■ Document excerpt:
Pierre Evariste Jean-Baptiste Bossier (pronounced Boh Zhay) (March 22, 1797 – April 24, 1844) was a planter, soldier and politician born in Natchitoches, Louisiana. He is the namesake of Bossier Parish (pronounced  ), located east of the Red River across from Shreveport in northwestern Louisiana. Bossier City and the Pierre Bossier Mall shopping center in Bossier City are among the other places named for him.

Early life and education
Born in Natchitoches in 1797, during the period of Spanish rule in Louisiana, Pierre Evariste Jean-Baptiste Bossier was the son of the planter François Paul Bossier and the former Catherine Pélagie Lambre. An ethnic French Catholic Creole, he was privately educated by a tutor in the classics.

Career and death
Bossier was a planter like his father and cultivated cotton and sugar as commodity crops on his plantation, Live Oaks, on the Cane River, depending on the labor of large gangs of enslaved African Americans. This waterway was formerly a segment of the Red River, in Natchitoches Parish. Like other native-born creoles of the planter elite, Bossier served in the state militia, gaining the rank of general.

He entered politics as a Democrat. Bossier was elected as a member of the Louisiana State Senate in 1832, defeating Whig Louis Gustave De Russy. Bossier served from 1833 to 1843.

In the summer of 1839, a political argument between a prominent Whig, General F. Gaiennie, and State Senator General P. E. Bossier, a Democrat, escalated to recriminations published in the local newspaper. Gaiennie, also a general in the state militia, had denounced Bossier as a coward. Bossier demanded a duel and Gaiennie accepted, choosing rifles as the most deadly weapon available. The duel occurred the following autumn on the grounds of Cherokee Plantation, which was owned by Emile Sompayrac in Natchitoches Parish. Gaiennie fired first and missed, Bossier hit Gaiennie in the heart, killing him instantly. Another eleven men died in the aftermath, as animosities related to the duel continued to play out.

Bossier was elected to the U.S. House of Representatives from the newly established Louisiana's 4th congressional district, serving from March 4, 1843, until his death in office a year later on April 24, 1844, in Washington, D.C. before his first term had ended.

■ Data shown:
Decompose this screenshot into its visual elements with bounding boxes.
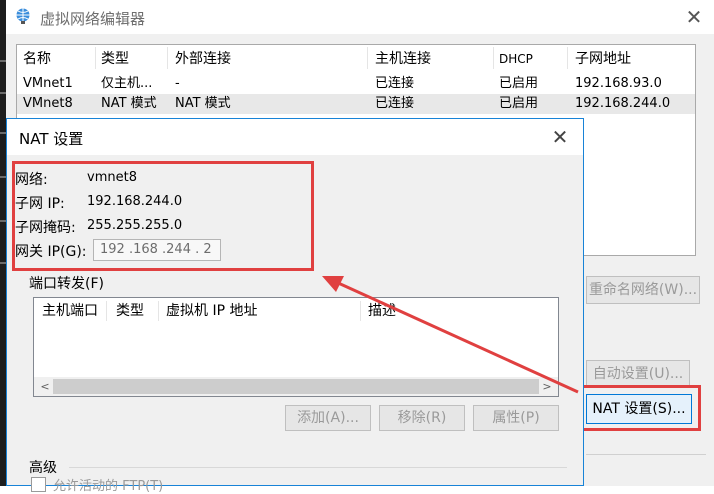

---

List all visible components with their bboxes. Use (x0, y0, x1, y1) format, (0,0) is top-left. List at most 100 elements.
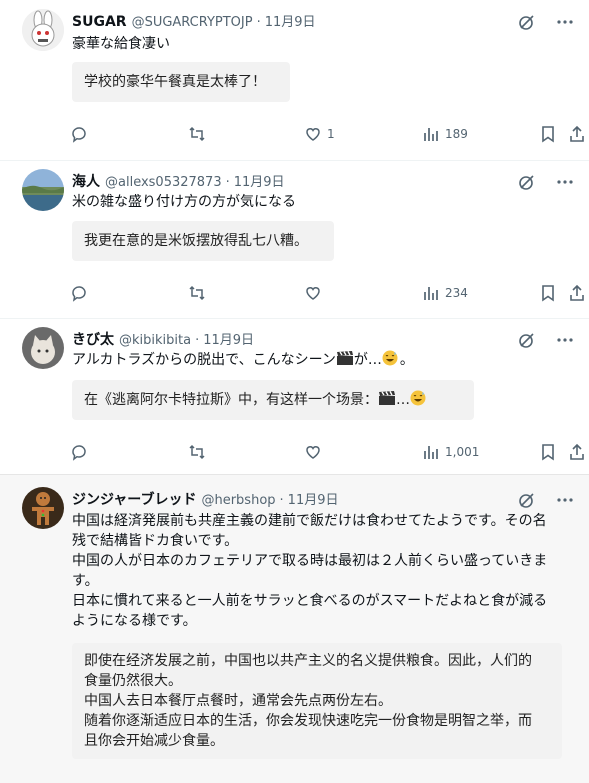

■ Problems to solve:
(1) Decide whether each statement agrees with the Pierre Bossier biography, answering yes or no and quoting the words of the text that settle it. (a) Bossier's plantation, Live Oaks, stood on the Cane River. (b) Gaiennie chose pistols for the duel. (c) Bossier completed his first term in the U.S. House of Representatives.
(2) According to the Pierre Bossier biography, whom did Bossier defeat in his 1832 election to the Louisiana State Senate?
(3) Reproduce the passage of the Pierre Bossier biography from "He entered politics" to "to play out.".

■ Responses per task:
(1)
(a) Yes: "his plantation, Live Oaks, on the Cane River"
(b) No: "choosing rifles as the most deadly weapon available"
(c) No: "until his death in office a year later on April 24, 1844, in Washington, D.C. before his first term had ended"

(2) Whig Louis Gustave De Russy.

(3)
He entered politics as a Democrat. Bossier was elected as a member of the Louisiana State Senate in 1832, defeating Whig Louis Gustave De Russy. Bossier served from 1833 to 1843.

In the summer of 1839, a political argument between a prominent Whig, General F. Gaiennie, and State Senator General P. E. Bossier, a Democrat, escalated to recriminations published in the local newspaper. Gaiennie, also a general in the state militia, had denounced Bossier as a coward. Bossier demanded a duel and Gaiennie accepted, choosing rifles as the most deadly weapon available. The duel occurred the following autumn on the grounds of Cherokee Plantation, which was owned by Emile Sompayrac in Natchitoches Parish. Gaiennie fired first and missed, Bossier hit Gaiennie in the heart, killing him instantly. Another eleven men died in the aftermath, as animosities related to the duel continued to play out.